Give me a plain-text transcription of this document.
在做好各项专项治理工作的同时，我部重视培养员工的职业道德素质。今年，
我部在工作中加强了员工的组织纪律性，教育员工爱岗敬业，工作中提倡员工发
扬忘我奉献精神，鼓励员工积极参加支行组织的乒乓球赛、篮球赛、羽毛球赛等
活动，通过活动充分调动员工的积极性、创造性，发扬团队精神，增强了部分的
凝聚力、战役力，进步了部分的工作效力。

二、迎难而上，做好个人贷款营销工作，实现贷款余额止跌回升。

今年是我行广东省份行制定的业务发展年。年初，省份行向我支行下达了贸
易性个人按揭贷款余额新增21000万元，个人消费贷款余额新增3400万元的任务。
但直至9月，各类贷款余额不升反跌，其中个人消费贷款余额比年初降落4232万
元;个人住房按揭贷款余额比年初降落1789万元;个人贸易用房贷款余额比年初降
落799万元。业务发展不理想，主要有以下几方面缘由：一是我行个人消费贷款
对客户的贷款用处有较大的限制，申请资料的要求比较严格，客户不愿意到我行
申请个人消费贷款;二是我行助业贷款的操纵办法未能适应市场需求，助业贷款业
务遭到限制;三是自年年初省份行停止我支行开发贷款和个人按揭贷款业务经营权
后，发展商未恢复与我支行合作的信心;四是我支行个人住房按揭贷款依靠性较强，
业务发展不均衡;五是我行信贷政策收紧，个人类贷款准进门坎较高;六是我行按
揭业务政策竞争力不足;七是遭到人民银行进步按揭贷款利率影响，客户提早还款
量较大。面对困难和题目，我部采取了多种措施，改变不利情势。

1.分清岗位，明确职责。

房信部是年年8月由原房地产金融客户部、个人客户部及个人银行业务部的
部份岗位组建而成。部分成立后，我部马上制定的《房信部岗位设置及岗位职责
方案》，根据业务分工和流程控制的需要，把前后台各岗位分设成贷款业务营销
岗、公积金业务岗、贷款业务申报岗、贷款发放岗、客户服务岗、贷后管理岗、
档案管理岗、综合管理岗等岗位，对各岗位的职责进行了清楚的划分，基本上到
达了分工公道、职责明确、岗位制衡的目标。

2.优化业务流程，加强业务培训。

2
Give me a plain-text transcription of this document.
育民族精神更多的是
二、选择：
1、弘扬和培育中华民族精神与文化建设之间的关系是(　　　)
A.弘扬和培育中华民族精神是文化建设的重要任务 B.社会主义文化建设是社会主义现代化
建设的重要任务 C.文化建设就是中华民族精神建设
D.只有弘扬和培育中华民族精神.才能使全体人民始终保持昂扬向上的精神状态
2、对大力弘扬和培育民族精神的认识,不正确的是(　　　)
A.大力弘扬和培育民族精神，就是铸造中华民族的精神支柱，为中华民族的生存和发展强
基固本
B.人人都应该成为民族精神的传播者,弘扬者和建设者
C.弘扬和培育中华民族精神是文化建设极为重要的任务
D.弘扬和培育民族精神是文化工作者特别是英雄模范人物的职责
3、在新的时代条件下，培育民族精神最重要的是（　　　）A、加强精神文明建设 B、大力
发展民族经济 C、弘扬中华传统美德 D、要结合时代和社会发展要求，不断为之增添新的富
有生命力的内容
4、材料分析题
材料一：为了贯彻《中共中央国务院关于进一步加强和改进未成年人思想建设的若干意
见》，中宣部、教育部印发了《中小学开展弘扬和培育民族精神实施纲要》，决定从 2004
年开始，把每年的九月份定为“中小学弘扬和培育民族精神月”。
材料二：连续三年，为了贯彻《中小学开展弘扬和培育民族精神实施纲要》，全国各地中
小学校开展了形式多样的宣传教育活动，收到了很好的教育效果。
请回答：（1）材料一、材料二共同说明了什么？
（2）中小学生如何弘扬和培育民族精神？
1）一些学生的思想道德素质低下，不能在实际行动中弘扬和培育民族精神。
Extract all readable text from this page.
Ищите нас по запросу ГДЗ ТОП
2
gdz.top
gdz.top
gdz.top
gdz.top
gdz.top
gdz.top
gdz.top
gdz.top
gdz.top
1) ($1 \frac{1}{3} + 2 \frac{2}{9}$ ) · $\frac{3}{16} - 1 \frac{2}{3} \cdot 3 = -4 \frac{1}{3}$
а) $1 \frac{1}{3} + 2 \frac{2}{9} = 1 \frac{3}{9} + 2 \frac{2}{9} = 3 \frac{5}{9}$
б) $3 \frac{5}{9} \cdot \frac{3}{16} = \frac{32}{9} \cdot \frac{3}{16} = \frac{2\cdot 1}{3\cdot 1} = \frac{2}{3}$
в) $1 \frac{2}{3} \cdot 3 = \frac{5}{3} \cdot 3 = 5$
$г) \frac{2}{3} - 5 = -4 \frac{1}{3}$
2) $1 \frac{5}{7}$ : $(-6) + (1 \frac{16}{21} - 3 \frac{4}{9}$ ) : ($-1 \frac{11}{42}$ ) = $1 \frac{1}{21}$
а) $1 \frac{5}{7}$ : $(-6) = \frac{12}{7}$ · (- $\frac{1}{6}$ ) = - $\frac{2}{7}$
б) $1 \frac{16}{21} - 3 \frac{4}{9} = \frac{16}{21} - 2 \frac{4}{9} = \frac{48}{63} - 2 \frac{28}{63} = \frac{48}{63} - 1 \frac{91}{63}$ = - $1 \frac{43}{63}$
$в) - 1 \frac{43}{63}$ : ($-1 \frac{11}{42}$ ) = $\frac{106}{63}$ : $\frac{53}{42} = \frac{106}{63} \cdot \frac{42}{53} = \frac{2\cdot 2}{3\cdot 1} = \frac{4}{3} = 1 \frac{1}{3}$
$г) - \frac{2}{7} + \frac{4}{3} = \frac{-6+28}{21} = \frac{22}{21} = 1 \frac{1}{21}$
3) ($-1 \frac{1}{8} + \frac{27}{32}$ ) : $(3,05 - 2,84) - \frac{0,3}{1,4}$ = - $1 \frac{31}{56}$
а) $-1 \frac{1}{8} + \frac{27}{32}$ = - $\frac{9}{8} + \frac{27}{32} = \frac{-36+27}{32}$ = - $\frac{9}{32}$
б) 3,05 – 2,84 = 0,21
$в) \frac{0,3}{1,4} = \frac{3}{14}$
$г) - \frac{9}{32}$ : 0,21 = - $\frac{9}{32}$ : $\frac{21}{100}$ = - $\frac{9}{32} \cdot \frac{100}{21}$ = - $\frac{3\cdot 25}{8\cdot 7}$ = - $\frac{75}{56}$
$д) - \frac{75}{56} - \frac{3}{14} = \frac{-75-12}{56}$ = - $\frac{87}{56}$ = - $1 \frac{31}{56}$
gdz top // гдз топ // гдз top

(WHAT TO PRODUCE) Print all the data exactly.

(ANSWER FOR THE TASK)
Give me a plain-text transcription of this document.
在做好各项专项治理工作的同时，我部重视培养员工的职业道德素质。今年，
我部在工作中加强了员工的组织纪律性，教育员工爱岗敬业，工作中提倡员工发
扬忘我奉献精神，鼓励员工积极参加支行组织的乒乓球赛、篮球赛、羽毛球赛等
活动，通过活动充分调动员工的积极性、创造性，发扬团队精神，增强了部分的
凝聚力、战役力，进步了部分的工作效力。

二、迎难而上，做好个人贷款营销工作，实现贷款余额止跌回升。

今年是我行广东省份行制定的业务发展年。年初，省份行向我支行下达了贸
易性个人按揭贷款余额新增21000万元，个人消费贷款余额新增3400万元的任务。
但直至9月，各类贷款余额不升反跌，其中个人消费贷款余额比年初降落4232万
元;个人住房按揭贷款余额比年初降落1789万元;个人贸易用房贷款余额比年初降
落799万元。业务发展不理想，主要有以下几方面缘由：一是我行个人消费贷款
对客户的贷款用处有较大的限制，申请资料的要求比较严格，客户不愿意到我行
申请个人消费贷款;二是我行助业贷款的操纵办法未能适应市场需求，助业贷款业
务遭到限制;三是自年年初省份行停止我支行开发贷款和个人按揭贷款业务经营权
后，发展商未恢复与我支行合作的信心;四是我支行个人住房按揭贷款依靠性较强，
业务发展不均衡;五是我行信贷政策收紧，个人类贷款准进门坎较高;六是我行按
揭业务政策竞争力不足;七是遭到人民银行进步按揭贷款利率影响，客户提早还款
量较大。面对困难和题目，我部采取了多种措施，改变不利情势。

1.分清岗位，明确职责。

房信部是年年8月由原房地产金融客户部、个人客户部及个人银行业务部的
部份岗位组建而成。部分成立后，我部马上制定的《房信部岗位设置及岗位职责
方案》，根据业务分工和流程控制的需要，把前后台各岗位分设成贷款业务营销
岗、公积金业务岗、贷款业务申报岗、贷款发放岗、客户服务岗、贷后管理岗、
档案管理岗、综合管理岗等岗位，对各岗位的职责进行了清楚的划分，基本上到
达了分工公道、职责明确、岗位制衡的目标。

2.优化业务流程，加强业务培训。

2
Give me a plain-text transcription of this document.
育民族精神更多的是
二、选择：
1、弘扬和培育中华民族精神与文化建设之间的关系是(　　　)
A.弘扬和培育中华民族精神是文化建设的重要任务 B.社会主义文化建设是社会主义现代化
建设的重要任务 C.文化建设就是中华民族精神建设
D.只有弘扬和培育中华民族精神.才能使全体人民始终保持昂扬向上的精神状态
2、对大力弘扬和培育民族精神的认识,不正确的是(　　　)
A.大力弘扬和培育民族精神，就是铸造中华民族的精神支柱，为中华民族的生存和发展强
基固本
B.人人都应该成为民族精神的传播者,弘扬者和建设者
C.弘扬和培育中华民族精神是文化建设极为重要的任务
D.弘扬和培育民族精神是文化工作者特别是英雄模范人物的职责
3、在新的时代条件下，培育民族精神最重要的是（　　　）A、加强精神文明建设 B、大力
发展民族经济 C、弘扬中华传统美德 D、要结合时代和社会发展要求，不断为之增添新的富
有生命力的内容
4、材料分析题
材料一：为了贯彻《中共中央国务院关于进一步加强和改进未成年人思想建设的若干意
见》，中宣部、教育部印发了《中小学开展弘扬和培育民族精神实施纲要》，决定从 2004
年开始，把每年的九月份定为“中小学弘扬和培育民族精神月”。
材料二：连续三年，为了贯彻《中小学开展弘扬和培育民族精神实施纲要》，全国各地中
小学校开展了形式多样的宣传教育活动，收到了很好的教育效果。
请回答：（1）材料一、材料二共同说明了什么？
（2）中小学生如何弘扬和培育民族精神？
1）一些学生的思想道德素质低下，不能在实际行动中弘扬和培育民族精神。
Extract all readable text from this page.
Ищите нас по запросу ГДЗ ТОП
2
gdz.top
gdz.top
gdz.top
gdz.top
gdz.top
gdz.top
gdz.top
gdz.top
gdz.top
1) ($1 \frac{1}{3} + 2 \frac{2}{9}$ ) · $\frac{3}{16} - 1 \frac{2}{3} \cdot 3 = -4 \frac{1}{3}$
а) $1 \frac{1}{3} + 2 \frac{2}{9} = 1 \frac{3}{9} + 2 \frac{2}{9} = 3 \frac{5}{9}$
б) $3 \frac{5}{9} \cdot \frac{3}{16} = \frac{32}{9} \cdot \frac{3}{16} = \frac{2\cdot 1}{3\cdot 1} = \frac{2}{3}$
в) $1 \frac{2}{3} \cdot 3 = \frac{5}{3} \cdot 3 = 5$
$г) \frac{2}{3} - 5 = -4 \frac{1}{3}$
2) $1 \frac{5}{7}$ : $(-6) + (1 \frac{16}{21} - 3 \frac{4}{9}$ ) : ($-1 \frac{11}{42}$ ) = $1 \frac{1}{21}$
а) $1 \frac{5}{7}$ : $(-6) = \frac{12}{7}$ · (- $\frac{1}{6}$ ) = - $\frac{2}{7}$
б) $1 \frac{16}{21} - 3 \frac{4}{9} = \frac{16}{21} - 2 \frac{4}{9} = \frac{48}{63} - 2 \frac{28}{63} = \frac{48}{63} - 1 \frac{91}{63}$ = - $1 \frac{43}{63}$
$в) - 1 \frac{43}{63}$ : ($-1 \frac{11}{42}$ ) = $\frac{106}{63}$ : $\frac{53}{42} = \frac{106}{63} \cdot \frac{42}{53} = \frac{2\cdot 2}{3\cdot 1} = \frac{4}{3} = 1 \frac{1}{3}$
$г) - \frac{2}{7} + \frac{4}{3} = \frac{-6+28}{21} = \frac{22}{21} = 1 \frac{1}{21}$
3) ($-1 \frac{1}{8} + \frac{27}{32}$ ) : $(3,05 - 2,84) - \frac{0,3}{1,4}$ = - $1 \frac{31}{56}$
а) $-1 \frac{1}{8} + \frac{27}{32}$ = - $\frac{9}{8} + \frac{27}{32} = \frac{-36+27}{32}$ = - $\frac{9}{32}$
б) 3,05 – 2,84 = 0,21
$в) \frac{0,3}{1,4} = \frac{3}{14}$
$г) - \frac{9}{32}$ : 0,21 = - $\frac{9}{32}$ : $\frac{21}{100}$ = - $\frac{9}{32} \cdot \frac{100}{21}$ = - $\frac{3\cdot 25}{8\cdot 7}$ = - $\frac{75}{56}$
$д) - \frac{75}{56} - \frac{3}{14} = \frac{-75-12}{56}$ = - $\frac{87}{56}$ = - $1 \frac{31}{56}$
gdz top // гдз топ // гдз top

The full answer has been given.